• Problem to solve
Copy each line holding the string "solicitado".

• Extracted entries
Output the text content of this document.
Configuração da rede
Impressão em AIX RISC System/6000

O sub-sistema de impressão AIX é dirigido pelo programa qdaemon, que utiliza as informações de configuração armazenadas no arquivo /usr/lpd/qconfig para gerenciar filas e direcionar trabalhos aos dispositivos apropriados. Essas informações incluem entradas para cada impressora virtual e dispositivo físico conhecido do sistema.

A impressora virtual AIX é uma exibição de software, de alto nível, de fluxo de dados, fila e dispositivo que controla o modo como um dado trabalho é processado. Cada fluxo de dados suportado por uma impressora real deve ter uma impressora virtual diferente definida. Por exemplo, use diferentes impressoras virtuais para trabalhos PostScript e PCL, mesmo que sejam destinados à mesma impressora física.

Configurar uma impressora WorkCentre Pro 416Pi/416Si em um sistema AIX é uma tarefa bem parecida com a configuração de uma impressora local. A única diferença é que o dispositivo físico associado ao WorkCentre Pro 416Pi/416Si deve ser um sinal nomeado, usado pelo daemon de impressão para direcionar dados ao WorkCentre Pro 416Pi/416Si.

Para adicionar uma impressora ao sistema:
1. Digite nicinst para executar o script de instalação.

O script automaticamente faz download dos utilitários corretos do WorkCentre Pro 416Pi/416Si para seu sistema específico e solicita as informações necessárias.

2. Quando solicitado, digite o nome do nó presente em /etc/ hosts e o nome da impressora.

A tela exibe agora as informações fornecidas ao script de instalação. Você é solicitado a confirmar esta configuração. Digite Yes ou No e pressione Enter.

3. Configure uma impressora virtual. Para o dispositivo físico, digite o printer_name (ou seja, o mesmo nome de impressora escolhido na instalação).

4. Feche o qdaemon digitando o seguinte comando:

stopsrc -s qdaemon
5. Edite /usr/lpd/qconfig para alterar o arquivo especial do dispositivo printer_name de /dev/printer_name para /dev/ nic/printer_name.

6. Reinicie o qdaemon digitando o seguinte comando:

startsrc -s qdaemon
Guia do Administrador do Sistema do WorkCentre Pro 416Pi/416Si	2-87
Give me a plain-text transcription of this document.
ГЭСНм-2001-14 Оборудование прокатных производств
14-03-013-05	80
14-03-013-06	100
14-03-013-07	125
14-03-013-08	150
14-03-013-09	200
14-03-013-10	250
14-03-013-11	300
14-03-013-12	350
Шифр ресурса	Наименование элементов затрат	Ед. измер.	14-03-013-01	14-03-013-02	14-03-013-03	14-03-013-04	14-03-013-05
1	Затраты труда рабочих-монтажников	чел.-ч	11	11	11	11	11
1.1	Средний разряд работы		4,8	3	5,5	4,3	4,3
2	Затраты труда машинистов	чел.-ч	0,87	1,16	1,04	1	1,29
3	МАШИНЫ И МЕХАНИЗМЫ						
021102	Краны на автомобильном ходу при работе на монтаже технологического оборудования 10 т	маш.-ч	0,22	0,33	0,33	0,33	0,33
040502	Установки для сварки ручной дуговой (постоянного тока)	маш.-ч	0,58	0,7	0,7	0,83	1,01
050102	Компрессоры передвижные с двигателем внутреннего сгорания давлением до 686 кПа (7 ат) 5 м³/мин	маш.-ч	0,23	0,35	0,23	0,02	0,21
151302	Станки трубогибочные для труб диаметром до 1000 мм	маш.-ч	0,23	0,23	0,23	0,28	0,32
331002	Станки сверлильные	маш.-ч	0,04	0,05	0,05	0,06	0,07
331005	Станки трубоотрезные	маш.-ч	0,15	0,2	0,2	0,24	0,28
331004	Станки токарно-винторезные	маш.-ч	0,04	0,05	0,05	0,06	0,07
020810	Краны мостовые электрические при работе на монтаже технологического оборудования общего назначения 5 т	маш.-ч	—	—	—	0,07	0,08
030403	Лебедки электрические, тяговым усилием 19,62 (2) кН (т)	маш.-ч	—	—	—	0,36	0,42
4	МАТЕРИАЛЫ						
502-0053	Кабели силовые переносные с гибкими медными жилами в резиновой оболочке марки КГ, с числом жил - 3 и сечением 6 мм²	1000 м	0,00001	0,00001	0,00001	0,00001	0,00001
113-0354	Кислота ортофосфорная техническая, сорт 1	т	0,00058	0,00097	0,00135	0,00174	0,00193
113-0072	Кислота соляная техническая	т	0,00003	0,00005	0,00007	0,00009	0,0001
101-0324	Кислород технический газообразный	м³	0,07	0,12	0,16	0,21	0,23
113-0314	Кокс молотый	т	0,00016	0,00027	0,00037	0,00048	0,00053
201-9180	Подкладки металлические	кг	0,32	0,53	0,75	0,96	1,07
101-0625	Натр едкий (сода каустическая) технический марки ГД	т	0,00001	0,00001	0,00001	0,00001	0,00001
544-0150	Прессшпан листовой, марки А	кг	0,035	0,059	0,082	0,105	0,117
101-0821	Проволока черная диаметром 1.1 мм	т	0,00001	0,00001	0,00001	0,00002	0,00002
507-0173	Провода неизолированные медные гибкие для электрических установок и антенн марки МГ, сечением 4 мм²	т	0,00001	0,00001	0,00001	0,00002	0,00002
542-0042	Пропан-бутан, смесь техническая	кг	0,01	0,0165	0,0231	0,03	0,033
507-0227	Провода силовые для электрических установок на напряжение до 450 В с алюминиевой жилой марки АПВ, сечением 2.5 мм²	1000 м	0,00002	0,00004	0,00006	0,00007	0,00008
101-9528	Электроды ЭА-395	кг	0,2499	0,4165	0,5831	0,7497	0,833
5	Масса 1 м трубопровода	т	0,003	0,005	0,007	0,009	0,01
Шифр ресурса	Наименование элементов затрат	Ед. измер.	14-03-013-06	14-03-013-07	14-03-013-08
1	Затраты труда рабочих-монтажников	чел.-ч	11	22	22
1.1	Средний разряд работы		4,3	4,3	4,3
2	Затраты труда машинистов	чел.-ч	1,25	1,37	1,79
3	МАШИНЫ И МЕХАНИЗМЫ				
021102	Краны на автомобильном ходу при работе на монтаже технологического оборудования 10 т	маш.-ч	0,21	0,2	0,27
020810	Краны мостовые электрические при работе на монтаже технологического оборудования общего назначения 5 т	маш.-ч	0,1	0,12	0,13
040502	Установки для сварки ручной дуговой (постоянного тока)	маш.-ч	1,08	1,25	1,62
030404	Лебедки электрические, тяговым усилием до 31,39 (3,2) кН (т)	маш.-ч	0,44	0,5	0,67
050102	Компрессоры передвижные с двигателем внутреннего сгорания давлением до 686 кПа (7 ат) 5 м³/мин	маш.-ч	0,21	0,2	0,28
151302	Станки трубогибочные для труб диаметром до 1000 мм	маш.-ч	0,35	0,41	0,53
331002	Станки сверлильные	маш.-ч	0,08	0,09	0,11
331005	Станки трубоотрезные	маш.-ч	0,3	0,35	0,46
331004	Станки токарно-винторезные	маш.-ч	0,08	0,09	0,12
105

• Result for this task
2. Quando solicitado, digite o nome do nó presente em /etc/ hosts e o nome da impressora.
A tela exibe agora as informações fornecidas ao script de instalação. Você é solicitado a confirmar esta configuração. Digite Yes ou No e pressione Enter.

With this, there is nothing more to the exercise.